§ Exercise inputs
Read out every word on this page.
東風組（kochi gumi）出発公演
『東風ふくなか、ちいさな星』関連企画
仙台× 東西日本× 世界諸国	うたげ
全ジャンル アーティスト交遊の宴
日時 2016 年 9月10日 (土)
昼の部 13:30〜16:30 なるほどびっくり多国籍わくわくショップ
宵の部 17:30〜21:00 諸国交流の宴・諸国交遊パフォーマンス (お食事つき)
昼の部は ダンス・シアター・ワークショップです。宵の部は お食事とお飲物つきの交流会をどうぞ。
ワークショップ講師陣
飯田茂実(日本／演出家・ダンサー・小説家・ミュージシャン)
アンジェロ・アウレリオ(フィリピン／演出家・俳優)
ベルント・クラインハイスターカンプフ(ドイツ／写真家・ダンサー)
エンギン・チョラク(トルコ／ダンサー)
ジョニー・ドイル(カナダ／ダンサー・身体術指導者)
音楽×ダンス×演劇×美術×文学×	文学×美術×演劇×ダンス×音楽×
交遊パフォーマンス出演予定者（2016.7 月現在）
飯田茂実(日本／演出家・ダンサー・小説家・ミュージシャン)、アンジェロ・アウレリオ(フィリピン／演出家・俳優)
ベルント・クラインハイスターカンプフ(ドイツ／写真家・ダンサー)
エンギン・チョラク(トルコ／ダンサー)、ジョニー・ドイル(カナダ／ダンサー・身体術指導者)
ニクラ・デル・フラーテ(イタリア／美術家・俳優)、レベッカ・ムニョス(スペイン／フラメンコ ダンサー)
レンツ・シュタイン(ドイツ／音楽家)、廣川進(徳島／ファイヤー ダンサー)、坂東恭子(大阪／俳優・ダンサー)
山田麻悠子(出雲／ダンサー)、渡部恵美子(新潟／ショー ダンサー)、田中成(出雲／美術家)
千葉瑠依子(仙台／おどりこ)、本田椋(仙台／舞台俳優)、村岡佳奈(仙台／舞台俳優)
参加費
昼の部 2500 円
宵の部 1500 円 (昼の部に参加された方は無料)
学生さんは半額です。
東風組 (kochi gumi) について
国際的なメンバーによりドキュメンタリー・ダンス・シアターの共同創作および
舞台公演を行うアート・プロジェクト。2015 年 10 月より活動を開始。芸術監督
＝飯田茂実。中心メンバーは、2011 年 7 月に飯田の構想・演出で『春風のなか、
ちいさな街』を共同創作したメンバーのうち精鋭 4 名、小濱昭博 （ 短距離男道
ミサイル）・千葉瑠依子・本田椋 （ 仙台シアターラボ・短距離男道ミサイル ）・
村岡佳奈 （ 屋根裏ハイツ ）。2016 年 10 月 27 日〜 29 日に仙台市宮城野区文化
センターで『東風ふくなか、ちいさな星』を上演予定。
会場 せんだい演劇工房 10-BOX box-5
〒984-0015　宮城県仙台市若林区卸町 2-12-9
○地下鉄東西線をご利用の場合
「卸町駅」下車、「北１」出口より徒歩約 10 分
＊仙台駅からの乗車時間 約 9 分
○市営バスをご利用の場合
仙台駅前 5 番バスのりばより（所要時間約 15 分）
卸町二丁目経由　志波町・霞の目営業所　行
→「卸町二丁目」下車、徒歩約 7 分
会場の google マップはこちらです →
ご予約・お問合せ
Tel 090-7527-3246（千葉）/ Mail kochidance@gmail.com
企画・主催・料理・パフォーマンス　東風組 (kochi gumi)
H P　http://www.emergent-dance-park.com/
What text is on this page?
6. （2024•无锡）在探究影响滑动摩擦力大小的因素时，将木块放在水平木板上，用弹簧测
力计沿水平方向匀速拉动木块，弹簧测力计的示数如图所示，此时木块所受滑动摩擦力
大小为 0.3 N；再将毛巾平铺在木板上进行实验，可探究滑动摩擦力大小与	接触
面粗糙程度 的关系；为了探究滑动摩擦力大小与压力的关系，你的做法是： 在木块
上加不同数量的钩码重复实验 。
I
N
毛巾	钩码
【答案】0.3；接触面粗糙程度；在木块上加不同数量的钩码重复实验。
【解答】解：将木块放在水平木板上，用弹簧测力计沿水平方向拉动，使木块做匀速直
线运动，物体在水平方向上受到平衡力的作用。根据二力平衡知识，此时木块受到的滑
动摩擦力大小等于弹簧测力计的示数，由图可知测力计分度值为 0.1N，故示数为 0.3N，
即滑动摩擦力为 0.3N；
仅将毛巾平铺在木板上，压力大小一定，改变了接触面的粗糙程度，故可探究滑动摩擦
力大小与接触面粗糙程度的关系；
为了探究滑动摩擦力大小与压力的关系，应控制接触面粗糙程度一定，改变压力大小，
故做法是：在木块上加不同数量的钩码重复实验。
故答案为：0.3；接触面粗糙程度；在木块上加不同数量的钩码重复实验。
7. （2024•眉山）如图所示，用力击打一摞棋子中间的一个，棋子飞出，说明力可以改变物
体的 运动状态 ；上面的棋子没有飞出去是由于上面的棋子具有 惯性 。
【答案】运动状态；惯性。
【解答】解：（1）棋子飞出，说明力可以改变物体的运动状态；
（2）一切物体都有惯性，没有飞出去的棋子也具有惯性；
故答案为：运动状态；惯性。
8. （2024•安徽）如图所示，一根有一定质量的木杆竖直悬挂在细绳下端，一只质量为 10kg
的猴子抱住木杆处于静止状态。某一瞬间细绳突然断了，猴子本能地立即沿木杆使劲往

§ Requirements
Transcribe every line of the data, exactly as it stands.

§ The reply
Read out every word on this page.
東風組（kochi gumi）出発公演
『東風ふくなか、ちいさな星』関連企画
仙台× 東西日本× 世界諸国	うたげ
全ジャンル アーティスト交遊の宴
日時 2016 年 9月10日 (土)
昼の部 13:30〜16:30 なるほどびっくり多国籍わくわくショップ
宵の部 17:30〜21:00 諸国交流の宴・諸国交遊パフォーマンス (お食事つき)
昼の部は ダンス・シアター・ワークショップです。宵の部は お食事とお飲物つきの交流会をどうぞ。
ワークショップ講師陣
飯田茂実(日本／演出家・ダンサー・小説家・ミュージシャン)
アンジェロ・アウレリオ(フィリピン／演出家・俳優)
ベルント・クラインハイスターカンプフ(ドイツ／写真家・ダンサー)
エンギン・チョラク(トルコ／ダンサー)
ジョニー・ドイル(カナダ／ダンサー・身体術指導者)
音楽×ダンス×演劇×美術×文学×	文学×美術×演劇×ダンス×音楽×
交遊パフォーマンス出演予定者（2016.7 月現在）
飯田茂実(日本／演出家・ダンサー・小説家・ミュージシャン)、アンジェロ・アウレリオ(フィリピン／演出家・俳優)
ベルント・クラインハイスターカンプフ(ドイツ／写真家・ダンサー)
エンギン・チョラク(トルコ／ダンサー)、ジョニー・ドイル(カナダ／ダンサー・身体術指導者)
ニクラ・デル・フラーテ(イタリア／美術家・俳優)、レベッカ・ムニョス(スペイン／フラメンコ ダンサー)
レンツ・シュタイン(ドイツ／音楽家)、廣川進(徳島／ファイヤー ダンサー)、坂東恭子(大阪／俳優・ダンサー)
山田麻悠子(出雲／ダンサー)、渡部恵美子(新潟／ショー ダンサー)、田中成(出雲／美術家)
千葉瑠依子(仙台／おどりこ)、本田椋(仙台／舞台俳優)、村岡佳奈(仙台／舞台俳優)
参加費
昼の部 2500 円
宵の部 1500 円 (昼の部に参加された方は無料)
学生さんは半額です。
東風組 (kochi gumi) について
国際的なメンバーによりドキュメンタリー・ダンス・シアターの共同創作および
舞台公演を行うアート・プロジェクト。2015 年 10 月より活動を開始。芸術監督
＝飯田茂実。中心メンバーは、2011 年 7 月に飯田の構想・演出で『春風のなか、
ちいさな街』を共同創作したメンバーのうち精鋭 4 名、小濱昭博 （ 短距離男道
ミサイル）・千葉瑠依子・本田椋 （ 仙台シアターラボ・短距離男道ミサイル ）・
村岡佳奈 （ 屋根裏ハイツ ）。2016 年 10 月 27 日〜 29 日に仙台市宮城野区文化
センターで『東風ふくなか、ちいさな星』を上演予定。
会場 せんだい演劇工房 10-BOX box-5
〒984-0015　宮城県仙台市若林区卸町 2-12-9
○地下鉄東西線をご利用の場合
「卸町駅」下車、「北１」出口より徒歩約 10 分
＊仙台駅からの乗車時間 約 9 分
○市営バスをご利用の場合
仙台駅前 5 番バスのりばより（所要時間約 15 分）
卸町二丁目経由　志波町・霞の目営業所　行
→「卸町二丁目」下車、徒歩約 7 分
会場の google マップはこちらです →
ご予約・お問合せ
Tel 090-7527-3246（千葉）/ Mail kochidance@gmail.com
企画・主催・料理・パフォーマンス　東風組 (kochi gumi)
H P　http://www.emergent-dance-park.com/
What text is on this page?
6. （2024•无锡）在探究影响滑动摩擦力大小的因素时，将木块放在水平木板上，用弹簧测
力计沿水平方向匀速拉动木块，弹簧测力计的示数如图所示，此时木块所受滑动摩擦力
大小为 0.3 N；再将毛巾平铺在木板上进行实验，可探究滑动摩擦力大小与	接触
面粗糙程度 的关系；为了探究滑动摩擦力大小与压力的关系，你的做法是： 在木块
上加不同数量的钩码重复实验 。
I
N
毛巾	钩码
【答案】0.3；接触面粗糙程度；在木块上加不同数量的钩码重复实验。
【解答】解：将木块放在水平木板上，用弹簧测力计沿水平方向拉动，使木块做匀速直
线运动，物体在水平方向上受到平衡力的作用。根据二力平衡知识，此时木块受到的滑
动摩擦力大小等于弹簧测力计的示数，由图可知测力计分度值为 0.1N，故示数为 0.3N，
即滑动摩擦力为 0.3N；
仅将毛巾平铺在木板上，压力大小一定，改变了接触面的粗糙程度，故可探究滑动摩擦
力大小与接触面粗糙程度的关系；
为了探究滑动摩擦力大小与压力的关系，应控制接触面粗糙程度一定，改变压力大小，
故做法是：在木块上加不同数量的钩码重复实验。
故答案为：0.3；接触面粗糙程度；在木块上加不同数量的钩码重复实验。
7. （2024•眉山）如图所示，用力击打一摞棋子中间的一个，棋子飞出，说明力可以改变物
体的 运动状态 ；上面的棋子没有飞出去是由于上面的棋子具有 惯性 。
【答案】运动状态；惯性。
【解答】解：（1）棋子飞出，说明力可以改变物体的运动状态；
（2）一切物体都有惯性，没有飞出去的棋子也具有惯性；
故答案为：运动状态；惯性。
8. （2024•安徽）如图所示，一根有一定质量的木杆竖直悬挂在细绳下端，一只质量为 10kg
的猴子抱住木杆处于静止状态。某一瞬间细绳突然断了，猴子本能地立即沿木杆使劲往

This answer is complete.